» **Aim of the task**
Give every entry again, word for word.

» **Material shown**
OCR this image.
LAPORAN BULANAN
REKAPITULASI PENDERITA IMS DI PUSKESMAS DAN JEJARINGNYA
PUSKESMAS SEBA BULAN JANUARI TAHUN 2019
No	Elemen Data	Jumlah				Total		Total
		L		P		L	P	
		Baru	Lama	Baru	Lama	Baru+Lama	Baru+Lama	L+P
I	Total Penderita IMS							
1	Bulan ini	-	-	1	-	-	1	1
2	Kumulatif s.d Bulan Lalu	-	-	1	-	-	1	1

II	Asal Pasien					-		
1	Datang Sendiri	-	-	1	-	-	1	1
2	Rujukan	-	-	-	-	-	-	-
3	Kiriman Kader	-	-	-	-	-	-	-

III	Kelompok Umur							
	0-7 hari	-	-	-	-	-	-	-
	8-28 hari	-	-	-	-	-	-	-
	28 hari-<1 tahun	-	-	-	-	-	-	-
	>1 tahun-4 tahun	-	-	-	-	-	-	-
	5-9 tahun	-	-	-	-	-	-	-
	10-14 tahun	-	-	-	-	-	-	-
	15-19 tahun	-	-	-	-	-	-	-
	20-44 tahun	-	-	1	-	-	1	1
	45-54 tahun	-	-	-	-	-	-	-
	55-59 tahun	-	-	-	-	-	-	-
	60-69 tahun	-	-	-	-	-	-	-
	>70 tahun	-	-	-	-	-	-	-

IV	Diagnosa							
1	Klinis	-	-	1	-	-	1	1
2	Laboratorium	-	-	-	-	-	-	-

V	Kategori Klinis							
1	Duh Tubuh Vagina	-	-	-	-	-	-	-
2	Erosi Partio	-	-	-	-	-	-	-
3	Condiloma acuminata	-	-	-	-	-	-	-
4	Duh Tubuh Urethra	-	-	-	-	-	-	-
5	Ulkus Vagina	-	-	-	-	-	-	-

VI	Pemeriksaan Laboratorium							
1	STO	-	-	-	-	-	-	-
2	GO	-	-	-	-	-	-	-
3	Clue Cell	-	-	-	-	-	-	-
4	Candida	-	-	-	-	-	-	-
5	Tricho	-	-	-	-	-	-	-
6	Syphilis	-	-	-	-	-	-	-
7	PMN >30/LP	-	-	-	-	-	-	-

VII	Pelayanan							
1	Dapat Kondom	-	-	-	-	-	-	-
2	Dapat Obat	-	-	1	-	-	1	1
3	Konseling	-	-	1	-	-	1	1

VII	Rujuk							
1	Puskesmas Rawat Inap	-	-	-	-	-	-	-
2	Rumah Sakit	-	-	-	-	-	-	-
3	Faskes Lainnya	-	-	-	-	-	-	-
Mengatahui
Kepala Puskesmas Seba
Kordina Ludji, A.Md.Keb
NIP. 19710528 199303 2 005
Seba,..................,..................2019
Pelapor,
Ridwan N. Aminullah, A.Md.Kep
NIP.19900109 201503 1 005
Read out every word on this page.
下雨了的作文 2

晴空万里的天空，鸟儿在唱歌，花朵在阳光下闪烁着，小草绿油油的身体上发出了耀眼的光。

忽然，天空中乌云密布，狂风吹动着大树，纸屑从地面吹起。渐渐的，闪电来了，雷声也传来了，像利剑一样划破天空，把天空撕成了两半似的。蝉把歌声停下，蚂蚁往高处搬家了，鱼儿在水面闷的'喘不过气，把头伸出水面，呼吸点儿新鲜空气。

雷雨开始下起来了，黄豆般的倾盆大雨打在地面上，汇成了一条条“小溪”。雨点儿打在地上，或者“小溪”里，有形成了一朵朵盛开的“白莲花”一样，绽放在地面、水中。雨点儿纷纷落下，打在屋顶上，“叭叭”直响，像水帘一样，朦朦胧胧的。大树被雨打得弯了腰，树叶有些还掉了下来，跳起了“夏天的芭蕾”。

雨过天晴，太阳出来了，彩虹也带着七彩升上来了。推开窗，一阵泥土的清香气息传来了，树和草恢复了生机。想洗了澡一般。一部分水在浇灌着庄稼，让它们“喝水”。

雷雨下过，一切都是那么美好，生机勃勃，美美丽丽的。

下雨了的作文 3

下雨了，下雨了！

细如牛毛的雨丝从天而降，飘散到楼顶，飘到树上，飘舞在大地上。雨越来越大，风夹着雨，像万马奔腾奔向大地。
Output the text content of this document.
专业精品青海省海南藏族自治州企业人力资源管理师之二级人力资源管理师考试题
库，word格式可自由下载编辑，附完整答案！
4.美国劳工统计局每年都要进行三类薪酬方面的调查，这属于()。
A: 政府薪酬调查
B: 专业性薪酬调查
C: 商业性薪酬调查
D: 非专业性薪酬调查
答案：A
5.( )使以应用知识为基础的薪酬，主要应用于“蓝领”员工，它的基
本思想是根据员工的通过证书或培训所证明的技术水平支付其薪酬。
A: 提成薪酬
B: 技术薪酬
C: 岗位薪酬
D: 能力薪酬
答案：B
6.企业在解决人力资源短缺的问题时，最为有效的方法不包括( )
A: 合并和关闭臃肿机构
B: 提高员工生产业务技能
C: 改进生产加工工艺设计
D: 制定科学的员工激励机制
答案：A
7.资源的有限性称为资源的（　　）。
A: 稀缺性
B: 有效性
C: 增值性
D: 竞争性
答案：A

» **Output of the exercise**
OCR this image.
LAPORAN BULANAN
REKAPITULASI PENDERITA IMS DI PUSKESMAS DAN JEJARINGNYA
PUSKESMAS SEBA BULAN JANUARI TAHUN 2019
No	Elemen Data	Jumlah				Total		Total
		L		P		L	P	
		Baru	Lama	Baru	Lama	Baru+Lama	Baru+Lama	L+P
I	Total Penderita IMS							
1	Bulan ini	-	-	1	-	-	1	1
2	Kumulatif s.d Bulan Lalu	-	-	1	-	-	1	1

II	Asal Pasien					-		
1	Datang Sendiri	-	-	1	-	-	1	1
2	Rujukan	-	-	-	-	-	-	-
3	Kiriman Kader	-	-	-	-	-	-	-

III	Kelompok Umur							
	0-7 hari	-	-	-	-	-	-	-
	8-28 hari	-	-	-	-	-	-	-
	28 hari-<1 tahun	-	-	-	-	-	-	-
	>1 tahun-4 tahun	-	-	-	-	-	-	-
	5-9 tahun	-	-	-	-	-	-	-
	10-14 tahun	-	-	-	-	-	-	-
	15-19 tahun	-	-	-	-	-	-	-
	20-44 tahun	-	-	1	-	-	1	1
	45-54 tahun	-	-	-	-	-	-	-
	55-59 tahun	-	-	-	-	-	-	-
	60-69 tahun	-	-	-	-	-	-	-
	>70 tahun	-	-	-	-	-	-	-

IV	Diagnosa							
1	Klinis	-	-	1	-	-	1	1
2	Laboratorium	-	-	-	-	-	-	-

V	Kategori Klinis							
1	Duh Tubuh Vagina	-	-	-	-	-	-	-
2	Erosi Partio	-	-	-	-	-	-	-
3	Condiloma acuminata	-	-	-	-	-	-	-
4	Duh Tubuh Urethra	-	-	-	-	-	-	-
5	Ulkus Vagina	-	-	-	-	-	-	-

VI	Pemeriksaan Laboratorium							
1	STO	-	-	-	-	-	-	-
2	GO	-	-	-	-	-	-	-
3	Clue Cell	-	-	-	-	-	-	-
4	Candida	-	-	-	-	-	-	-
5	Tricho	-	-	-	-	-	-	-
6	Syphilis	-	-	-	-	-	-	-
7	PMN >30/LP	-	-	-	-	-	-	-

VII	Pelayanan							
1	Dapat Kondom	-	-	-	-	-	-	-
2	Dapat Obat	-	-	1	-	-	1	1
3	Konseling	-	-	1	-	-	1	1

VII	Rujuk							
1	Puskesmas Rawat Inap	-	-	-	-	-	-	-
2	Rumah Sakit	-	-	-	-	-	-	-
3	Faskes Lainnya	-	-	-	-	-	-	-
Mengatahui
Kepala Puskesmas Seba
Kordina Ludji, A.Md.Keb
NIP. 19710528 199303 2 005
Seba,..................,..................2019
Pelapor,
Ridwan N. Aminullah, A.Md.Kep
NIP.19900109 201503 1 005
Read out every word on this page.
下雨了的作文 2

晴空万里的天空，鸟儿在唱歌，花朵在阳光下闪烁着，小草绿油油的身体上发出了耀眼的光。

忽然，天空中乌云密布，狂风吹动着大树，纸屑从地面吹起。渐渐的，闪电来了，雷声也传来了，像利剑一样划破天空，把天空撕成了两半似的。蝉把歌声停下，蚂蚁往高处搬家了，鱼儿在水面闷的'喘不过气，把头伸出水面，呼吸点儿新鲜空气。

雷雨开始下起来了，黄豆般的倾盆大雨打在地面上，汇成了一条条“小溪”。雨点儿打在地上，或者“小溪”里，有形成了一朵朵盛开的“白莲花”一样，绽放在地面、水中。雨点儿纷纷落下，打在屋顶上，“叭叭”直响，像水帘一样，朦朦胧胧的。大树被雨打得弯了腰，树叶有些还掉了下来，跳起了“夏天的芭蕾”。

雨过天晴，太阳出来了，彩虹也带着七彩升上来了。推开窗，一阵泥土的清香气息传来了，树和草恢复了生机。想洗了澡一般。一部分水在浇灌着庄稼，让它们“喝水”。

雷雨下过，一切都是那么美好，生机勃勃，美美丽丽的。

下雨了的作文 3

下雨了，下雨了！

细如牛毛的雨丝从天而降，飘散到楼顶，飘到树上，飘舞在大地上。雨越来越大，风夹着雨，像万马奔腾奔向大地。
Output the text content of this document.
专业精品青海省海南藏族自治州企业人力资源管理师之二级人力资源管理师考试题
库，word格式可自由下载编辑，附完整答案！
4.美国劳工统计局每年都要进行三类薪酬方面的调查，这属于()。
A: 政府薪酬调查
B: 专业性薪酬调查
C: 商业性薪酬调查
D: 非专业性薪酬调查
答案：A
5.( )使以应用知识为基础的薪酬，主要应用于“蓝领”员工，它的基
本思想是根据员工的通过证书或培训所证明的技术水平支付其薪酬。
A: 提成薪酬
B: 技术薪酬
C: 岗位薪酬
D: 能力薪酬
答案：B
6.企业在解决人力资源短缺的问题时，最为有效的方法不包括( )
A: 合并和关闭臃肿机构
B: 提高员工生产业务技能
C: 改进生产加工工艺设计
D: 制定科学的员工激励机制
答案：A
7.资源的有限性称为资源的（　　）。
A: 稀缺性
B: 有效性
C: 增值性
D: 竞争性
答案：A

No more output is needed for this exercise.